[YOUR INSTRUCTIONS] Return the material word for word. Do not include the pictures.
──────── SUPPLIED DATA
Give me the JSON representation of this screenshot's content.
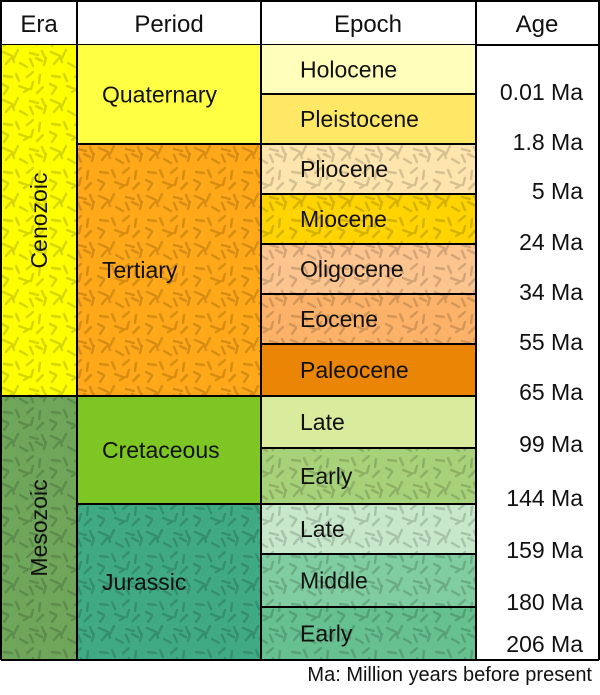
{
  "headers": {
    "era": "Era",
    "period": "Period",
    "epoch": "Epoch",
    "age": "Age"
  },
  "eras": [
    {
      "name": "Cenozoic",
      "color": "#ffff00",
      "textured": true
    },
    {
      "name": "Mesozoic",
      "color": "#6fa65a",
      "textured": true
    }
  ],
  "periods": [
    {
      "name": "Quaternary",
      "color": "#ffff44",
      "textured": false
    },
    {
      "name": "Tertiary",
      "color": "#ffa81a",
      "textured": true
    },
    {
      "name": "Cretaceous",
      "color": "#7dc623",
      "textured": false
    },
    {
      "name": "Jurassic",
      "color": "#3faa84",
      "textured": true
    }
  ],
  "epochs": [
    {
      "name": "Holocene",
      "color": "#ffffbb",
      "textured": false
    },
    {
      "name": "Pleistocene",
      "color": "#ffe866",
      "textured": false
    },
    {
      "name": "Pliocene",
      "color": "#fde5ad",
      "textured": true
    },
    {
      "name": "Miocene",
      "color": "#ffd400",
      "textured": true
    },
    {
      "name": "Oligocene",
      "color": "#fcc48e",
      "textured": true
    },
    {
      "name": "Eocene",
      "color": "#fdb269",
      "textured": true
    },
    {
      "name": "Paleocene",
      "color": "#ea8506",
      "textured": false
    },
    {
      "name": "Late",
      "color": "#d9ec9d",
      "textured": false
    },
    {
      "name": "Early",
      "color": "#a8d27a",
      "textured": true
    },
    {
      "name": "Late",
      "color": "#c8e8cc",
      "textured": true
    },
    {
      "name": "Middle",
      "color": "#80cda1",
      "textured": true
    },
    {
      "name": "Early",
      "color": "#66c090",
      "textured": true
    }
  ],
  "ages": [
    "0.01 Ma",
    "1.8 Ma",
    "5 Ma",
    "24 Ma",
    "34 Ma",
    "55 Ma",
    "65 Ma",
    "99 Ma",
    "144 Ma",
    "159 Ma",
    "180 Ma",
    "206 Ma"
  ],
  "footnote": "Ma: Million years before present",
  "line_color": "#000000"
}
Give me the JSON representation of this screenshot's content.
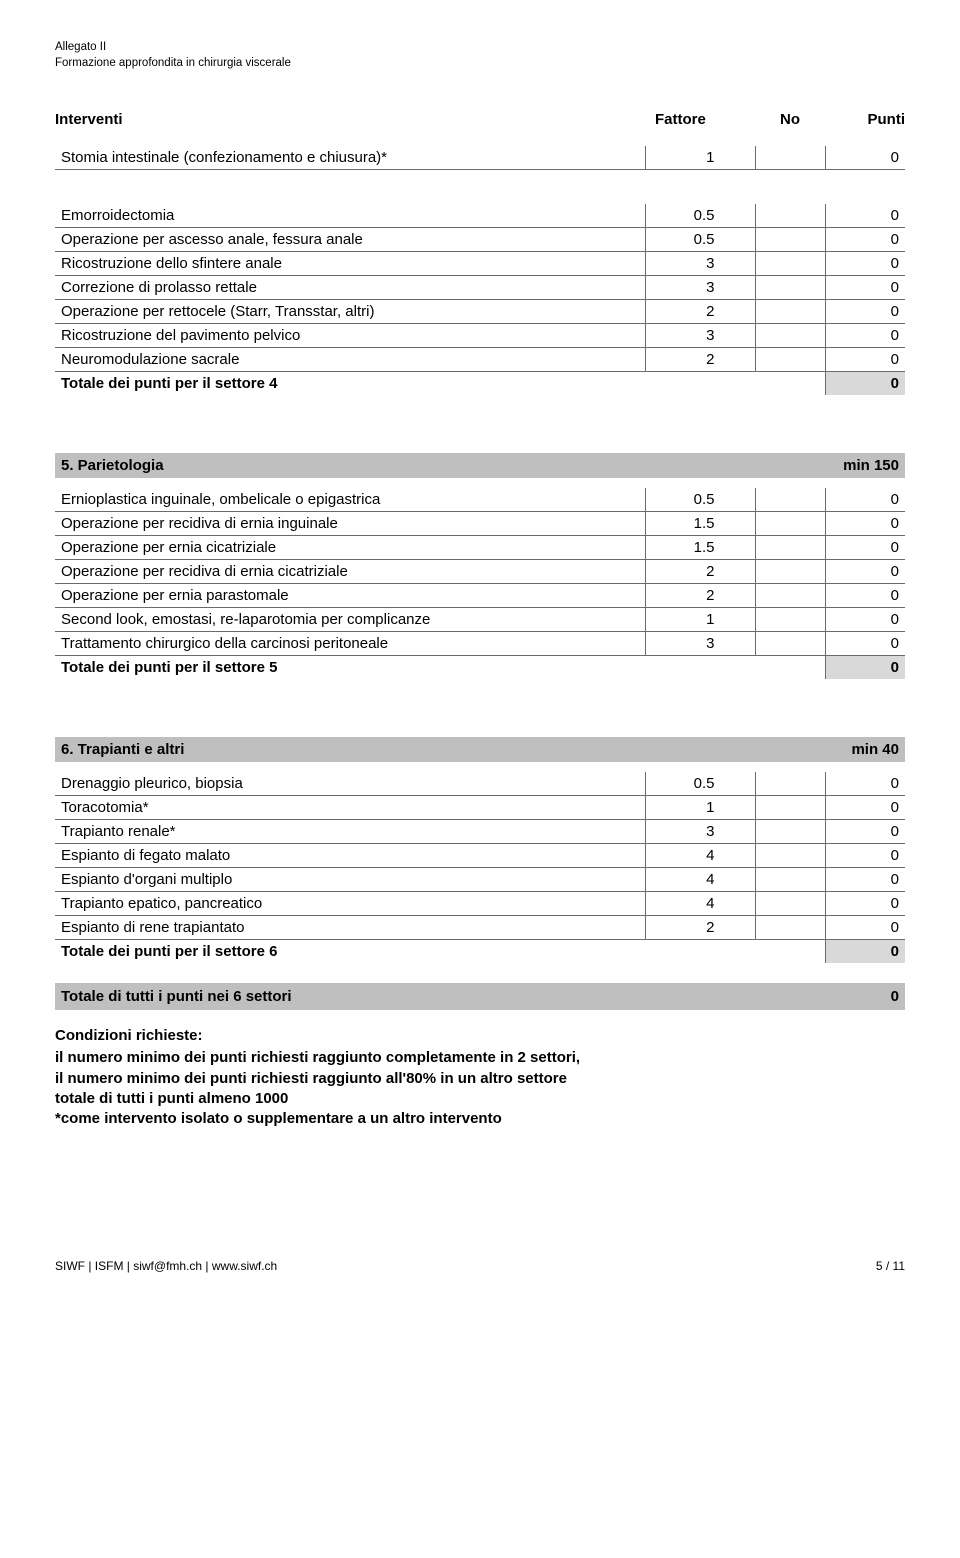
────────────────
[EXERCISE OUTPUT]
Give me the JSON representation of this screenshot's content.
{
  "headers": {
    "era": "Era",
    "period": "Period",
    "epoch": "Epoch",
    "age": "Age"
  },
  "eras": [
    {
      "name": "Cenozoic",
      "color": "#ffff00",
      "textured": true
    },
    {
      "name": "Mesozoic",
      "color": "#6fa65a",
      "textured": true
    }
  ],
  "periods": [
    {
      "name": "Quaternary",
      "color": "#ffff44",
      "textured": false
    },
    {
      "name": "Tertiary",
      "color": "#ffa81a",
      "textured": true
    },
    {
      "name": "Cretaceous",
      "color": "#7dc623",
      "textured": false
    },
    {
      "name": "Jurassic",
      "color": "#3faa84",
      "textured": true
    }
  ],
  "epochs": [
    {
      "name": "Holocene",
      "color": "#ffffbb",
      "textured": false
    },
    {
      "name": "Pleistocene",
      "color": "#ffe866",
      "textured": false
    },
    {
      "name": "Pliocene",
      "color": "#fde5ad",
      "textured": true
    },
    {
      "name": "Miocene",
      "color": "#ffd400",
      "textured": true
    },
    {
      "name": "Oligocene",
      "color": "#fcc48e",
      "textured": true
    },
    {
      "name": "Eocene",
      "color": "#fdb269",
      "textured": true
    },
    {
      "name": "Paleocene",
      "color": "#ea8506",
      "textured": false
    },
    {
      "name": "Late",
      "color": "#d9ec9d",
      "textured": false
    },
    {
      "name": "Early",
      "color": "#a8d27a",
      "textured": true
    },
    {
      "name": "Late",
      "color": "#c8e8cc",
      "textured": true
    },
    {
      "name": "Middle",
      "color": "#80cda1",
      "textured": true
    },
    {
      "name": "Early",
      "color": "#66c090",
      "textured": true
    }
  ],
  "ages": [
    "0.01 Ma",
    "1.8 Ma",
    "5 Ma",
    "24 Ma",
    "34 Ma",
    "55 Ma",
    "65 Ma",
    "99 Ma",
    "144 Ma",
    "159 Ma",
    "180 Ma",
    "206 Ma"
  ],
  "footnote": "Ma: Million years before present",
  "line_color": "#000000"
}
Give me the JSON representation of this screenshot's content.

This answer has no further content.